# WHAT TO DO:
Pictures in the data below are not part of the copy; transcribe everything else exactly.

Extracted records:
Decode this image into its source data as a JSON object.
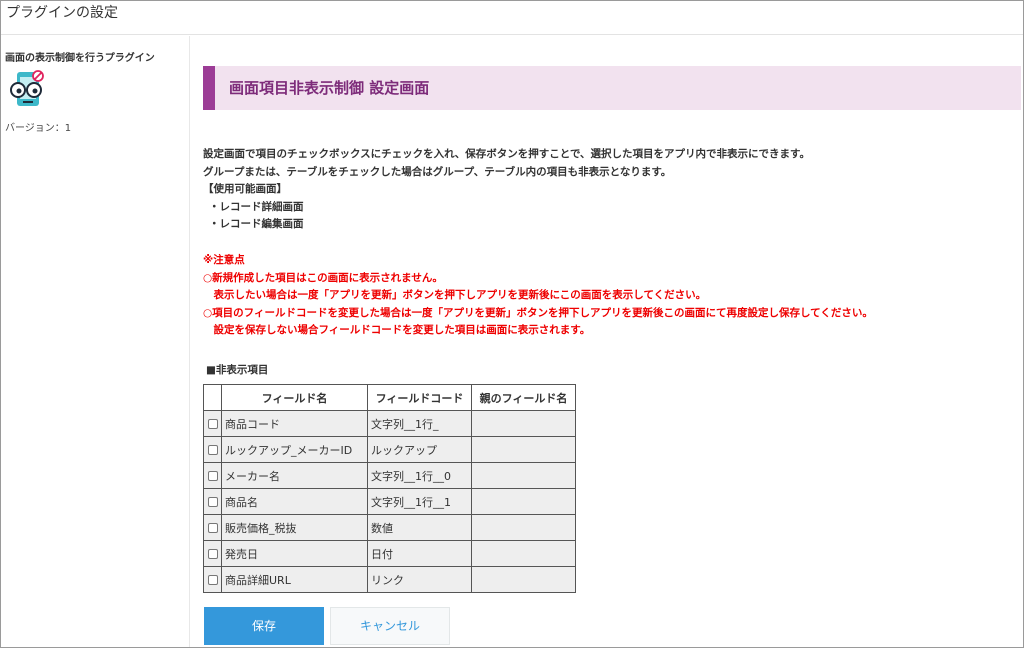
{
  "header": {
    "title": "プラグインの設定"
  },
  "sidebar": {
    "plugin_name": "画面の表示制御を行うプラグイン",
    "version": "バージョン：1",
    "icon": "eye-slash-icon"
  },
  "main": {
    "title": "画面項目非表示制御 設定画面",
    "description": [
      "設定画面で項目のチェックボックスにチェックを入れ、保存ボタンを押すことで、選択した項目をアプリ内で非表示にできます。",
      "グループまたは、テーブルをチェックした場合はグループ、テーブル内の項目も非表示となります。",
      "【使用可能画面】",
      "・レコード詳細画面",
      "・レコード編集画面"
    ],
    "notice": [
      "※注意点",
      "○新規作成した項目はこの画面に表示されません。",
      "　表示したい場合は一度「アプリを更新」ボタンを押下しアプリを更新後にこの画面を表示してください。",
      "○項目のフィールドコードを変更した場合は一度「アプリを更新」ボタンを押下しアプリを更新後この画面にて再度設定し保存してください。",
      "　設定を保存しない場合フィールドコードを変更した項目は画面に表示されます。"
    ],
    "section_label": "■非表示項目",
    "table": {
      "headers": [
        "フィールド名",
        "フィールドコード",
        "親のフィールド名"
      ],
      "rows": [
        {
          "name": "商品コード",
          "code": "文字列__1行_",
          "parent": "",
          "checked": false
        },
        {
          "name": "ルックアップ_メーカーID",
          "code": "ルックアップ",
          "parent": "",
          "checked": false
        },
        {
          "name": "メーカー名",
          "code": "文字列__1行__0",
          "parent": "",
          "checked": false
        },
        {
          "name": "商品名",
          "code": "文字列__1行__1",
          "parent": "",
          "checked": false
        },
        {
          "name": "販売価格_税抜",
          "code": "数値",
          "parent": "",
          "checked": false
        },
        {
          "name": "発売日",
          "code": "日付",
          "parent": "",
          "checked": false
        },
        {
          "name": "商品詳細URL",
          "code": "リンク",
          "parent": "",
          "checked": false
        }
      ]
    },
    "buttons": {
      "save": "保存",
      "cancel": "キャンセル"
    }
  },
  "colors": {
    "accent_purple": "#9c3c96",
    "title_bg": "#f2e2ef",
    "notice_red": "#ee0000",
    "save_blue": "#3498db"
  }
}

# FULL SOLUTION:
Decode this image into its source data as a JSON object.
{
  "header": {
    "title": "プラグインの設定"
  },
  "sidebar": {
    "plugin_name": "画面の表示制御を行うプラグイン",
    "version": "バージョン：1",
    "icon": "eye-slash-icon"
  },
  "main": {
    "title": "画面項目非表示制御 設定画面",
    "description": [
      "設定画面で項目のチェックボックスにチェックを入れ、保存ボタンを押すことで、選択した項目をアプリ内で非表示にできます。",
      "グループまたは、テーブルをチェックした場合はグループ、テーブル内の項目も非表示となります。",
      "【使用可能画面】",
      "・レコード詳細画面",
      "・レコード編集画面"
    ],
    "notice": [
      "※注意点",
      "○新規作成した項目はこの画面に表示されません。",
      "　表示したい場合は一度「アプリを更新」ボタンを押下しアプリを更新後にこの画面を表示してください。",
      "○項目のフィールドコードを変更した場合は一度「アプリを更新」ボタンを押下しアプリを更新後この画面にて再度設定し保存してください。",
      "　設定を保存しない場合フィールドコードを変更した項目は画面に表示されます。"
    ],
    "section_label": "■非表示項目",
    "table": {
      "headers": [
        "フィールド名",
        "フィールドコード",
        "親のフィールド名"
      ],
      "rows": [
        {
          "name": "商品コード",
          "code": "文字列__1行_",
          "parent": "",
          "checked": false
        },
        {
          "name": "ルックアップ_メーカーID",
          "code": "ルックアップ",
          "parent": "",
          "checked": false
        },
        {
          "name": "メーカー名",
          "code": "文字列__1行__0",
          "parent": "",
          "checked": false
        },
        {
          "name": "商品名",
          "code": "文字列__1行__1",
          "parent": "",
          "checked": false
        },
        {
          "name": "販売価格_税抜",
          "code": "数値",
          "parent": "",
          "checked": false
        },
        {
          "name": "発売日",
          "code": "日付",
          "parent": "",
          "checked": false
        },
        {
          "name": "商品詳細URL",
          "code": "リンク",
          "parent": "",
          "checked": false
        }
      ]
    },
    "buttons": {
      "save": "保存",
      "cancel": "キャンセル"
    }
  },
  "colors": {
    "accent_purple": "#9c3c96",
    "title_bg": "#f2e2ef",
    "notice_red": "#ee0000",
    "save_blue": "#3498db"
  }
}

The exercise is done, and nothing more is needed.